(Stored records)
** BEGIN **

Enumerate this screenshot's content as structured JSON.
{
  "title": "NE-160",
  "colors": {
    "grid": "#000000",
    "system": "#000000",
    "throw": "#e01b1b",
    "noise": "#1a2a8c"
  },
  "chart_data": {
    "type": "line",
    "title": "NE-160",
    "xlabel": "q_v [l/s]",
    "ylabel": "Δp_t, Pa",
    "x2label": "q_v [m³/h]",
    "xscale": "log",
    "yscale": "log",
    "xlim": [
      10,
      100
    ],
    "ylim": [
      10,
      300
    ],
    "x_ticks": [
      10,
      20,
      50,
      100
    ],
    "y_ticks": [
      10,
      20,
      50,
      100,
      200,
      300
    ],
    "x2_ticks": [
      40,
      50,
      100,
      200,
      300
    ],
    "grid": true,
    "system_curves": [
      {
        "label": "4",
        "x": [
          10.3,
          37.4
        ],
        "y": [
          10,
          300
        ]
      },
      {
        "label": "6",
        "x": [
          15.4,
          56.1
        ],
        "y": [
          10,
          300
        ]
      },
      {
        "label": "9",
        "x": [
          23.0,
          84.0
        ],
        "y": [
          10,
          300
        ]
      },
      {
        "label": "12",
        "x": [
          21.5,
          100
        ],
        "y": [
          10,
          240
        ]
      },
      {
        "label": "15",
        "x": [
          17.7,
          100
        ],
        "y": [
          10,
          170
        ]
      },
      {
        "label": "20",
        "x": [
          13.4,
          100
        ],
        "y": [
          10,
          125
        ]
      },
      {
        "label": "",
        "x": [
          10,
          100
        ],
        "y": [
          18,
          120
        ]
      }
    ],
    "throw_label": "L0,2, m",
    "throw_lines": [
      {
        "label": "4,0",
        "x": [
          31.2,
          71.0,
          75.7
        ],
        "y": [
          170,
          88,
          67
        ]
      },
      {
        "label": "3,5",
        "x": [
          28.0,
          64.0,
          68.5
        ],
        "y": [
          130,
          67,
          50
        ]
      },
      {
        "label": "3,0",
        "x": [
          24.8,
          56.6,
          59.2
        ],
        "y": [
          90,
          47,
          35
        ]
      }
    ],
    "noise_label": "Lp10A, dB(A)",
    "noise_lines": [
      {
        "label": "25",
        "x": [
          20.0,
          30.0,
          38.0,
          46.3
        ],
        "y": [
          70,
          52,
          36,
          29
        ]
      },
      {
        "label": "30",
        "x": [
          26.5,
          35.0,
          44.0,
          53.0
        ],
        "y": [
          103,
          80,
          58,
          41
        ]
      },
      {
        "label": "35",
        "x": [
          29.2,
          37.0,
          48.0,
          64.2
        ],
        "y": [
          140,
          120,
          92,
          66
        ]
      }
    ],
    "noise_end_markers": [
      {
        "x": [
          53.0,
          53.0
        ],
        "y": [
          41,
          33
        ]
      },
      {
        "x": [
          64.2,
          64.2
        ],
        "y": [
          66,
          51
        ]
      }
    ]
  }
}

** END **

> Set problem:
Nothing may be left out: return each entry exactly as it reads.

> Result of this exercise:
Enumerate this screenshot's content as structured JSON.
{
  "title": "NE-160",
  "colors": {
    "grid": "#000000",
    "system": "#000000",
    "throw": "#e01b1b",
    "noise": "#1a2a8c"
  },
  "chart_data": {
    "type": "line",
    "title": "NE-160",
    "xlabel": "q_v [l/s]",
    "ylabel": "Δp_t, Pa",
    "x2label": "q_v [m³/h]",
    "xscale": "log",
    "yscale": "log",
    "xlim": [
      10,
      100
    ],
    "ylim": [
      10,
      300
    ],
    "x_ticks": [
      10,
      20,
      50,
      100
    ],
    "y_ticks": [
      10,
      20,
      50,
      100,
      200,
      300
    ],
    "x2_ticks": [
      40,
      50,
      100,
      200,
      300
    ],
    "grid": true,
    "system_curves": [
      {
        "label": "4",
        "x": [
          10.3,
          37.4
        ],
        "y": [
          10,
          300
        ]
      },
      {
        "label": "6",
        "x": [
          15.4,
          56.1
        ],
        "y": [
          10,
          300
        ]
      },
      {
        "label": "9",
        "x": [
          23.0,
          84.0
        ],
        "y": [
          10,
          300
        ]
      },
      {
        "label": "12",
        "x": [
          21.5,
          100
        ],
        "y": [
          10,
          240
        ]
      },
      {
        "label": "15",
        "x": [
          17.7,
          100
        ],
        "y": [
          10,
          170
        ]
      },
      {
        "label": "20",
        "x": [
          13.4,
          100
        ],
        "y": [
          10,
          125
        ]
      },
      {
        "label": "",
        "x": [
          10,
          100
        ],
        "y": [
          18,
          120
        ]
      }
    ],
    "throw_label": "L0,2, m",
    "throw_lines": [
      {
        "label": "4,0",
        "x": [
          31.2,
          71.0,
          75.7
        ],
        "y": [
          170,
          88,
          67
        ]
      },
      {
        "label": "3,5",
        "x": [
          28.0,
          64.0,
          68.5
        ],
        "y": [
          130,
          67,
          50
        ]
      },
      {
        "label": "3,0",
        "x": [
          24.8,
          56.6,
          59.2
        ],
        "y": [
          90,
          47,
          35
        ]
      }
    ],
    "noise_label": "Lp10A, dB(A)",
    "noise_lines": [
      {
        "label": "25",
        "x": [
          20.0,
          30.0,
          38.0,
          46.3
        ],
        "y": [
          70,
          52,
          36,
          29
        ]
      },
      {
        "label": "30",
        "x": [
          26.5,
          35.0,
          44.0,
          53.0
        ],
        "y": [
          103,
          80,
          58,
          41
        ]
      },
      {
        "label": "35",
        "x": [
          29.2,
          37.0,
          48.0,
          64.2
        ],
        "y": [
          140,
          120,
          92,
          66
        ]
      }
    ],
    "noise_end_markers": [
      {
        "x": [
          53.0,
          53.0
        ],
        "y": [
          41,
          33
        ]
      },
      {
        "x": [
          64.2,
          64.2
        ],
        "y": [
          66,
          51
        ]
      }
    ]
  }
}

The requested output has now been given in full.